» Stated goal:
Pick every line from the data that holds the word "title".
####
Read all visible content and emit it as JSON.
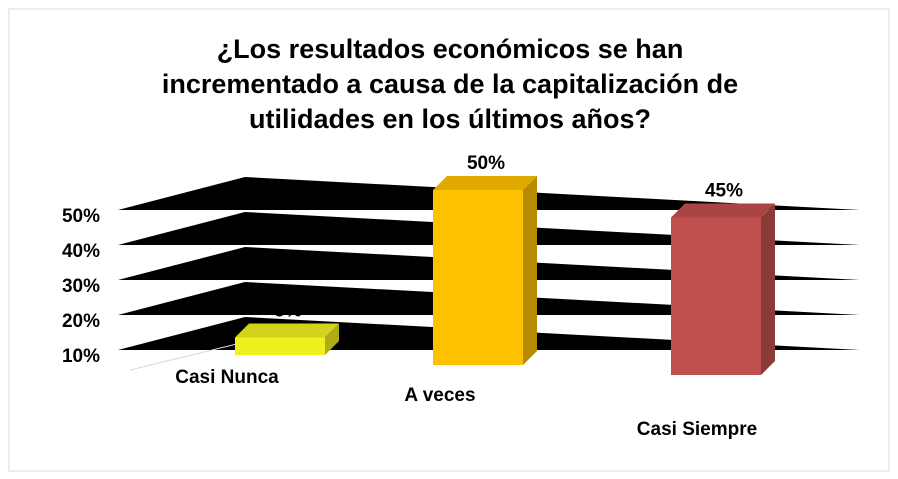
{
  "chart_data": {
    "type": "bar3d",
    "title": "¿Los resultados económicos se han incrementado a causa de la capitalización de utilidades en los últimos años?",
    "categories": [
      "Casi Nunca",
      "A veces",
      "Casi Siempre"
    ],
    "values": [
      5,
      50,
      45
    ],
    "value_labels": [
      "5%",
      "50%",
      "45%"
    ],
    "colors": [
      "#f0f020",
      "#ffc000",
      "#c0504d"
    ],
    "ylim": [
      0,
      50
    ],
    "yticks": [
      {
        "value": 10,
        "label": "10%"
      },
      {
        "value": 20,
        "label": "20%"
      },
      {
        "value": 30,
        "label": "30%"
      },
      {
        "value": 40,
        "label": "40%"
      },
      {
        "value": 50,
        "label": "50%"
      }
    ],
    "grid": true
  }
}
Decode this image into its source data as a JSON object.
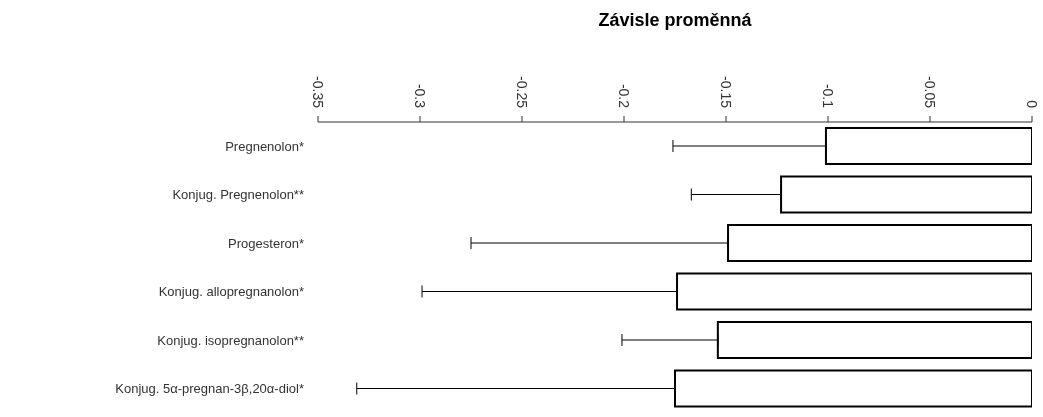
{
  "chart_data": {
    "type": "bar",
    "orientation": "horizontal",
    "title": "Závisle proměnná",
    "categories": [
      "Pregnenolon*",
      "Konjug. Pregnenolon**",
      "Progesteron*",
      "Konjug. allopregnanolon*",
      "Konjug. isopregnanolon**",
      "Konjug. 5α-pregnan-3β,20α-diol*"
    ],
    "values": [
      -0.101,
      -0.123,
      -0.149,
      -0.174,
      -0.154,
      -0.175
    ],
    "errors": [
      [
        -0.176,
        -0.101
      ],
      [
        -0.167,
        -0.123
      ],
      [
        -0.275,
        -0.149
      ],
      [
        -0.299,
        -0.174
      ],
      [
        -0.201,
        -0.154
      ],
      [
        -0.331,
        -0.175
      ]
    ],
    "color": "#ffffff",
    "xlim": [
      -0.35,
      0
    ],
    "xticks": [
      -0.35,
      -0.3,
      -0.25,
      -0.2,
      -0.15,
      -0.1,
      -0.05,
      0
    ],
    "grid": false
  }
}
####
» Exercise result:
    "title": "¿Los resultados económicos se han incrementado a causa de la capitalización de utilidades en los últimos años?",
    "title": "Závisle proměnná",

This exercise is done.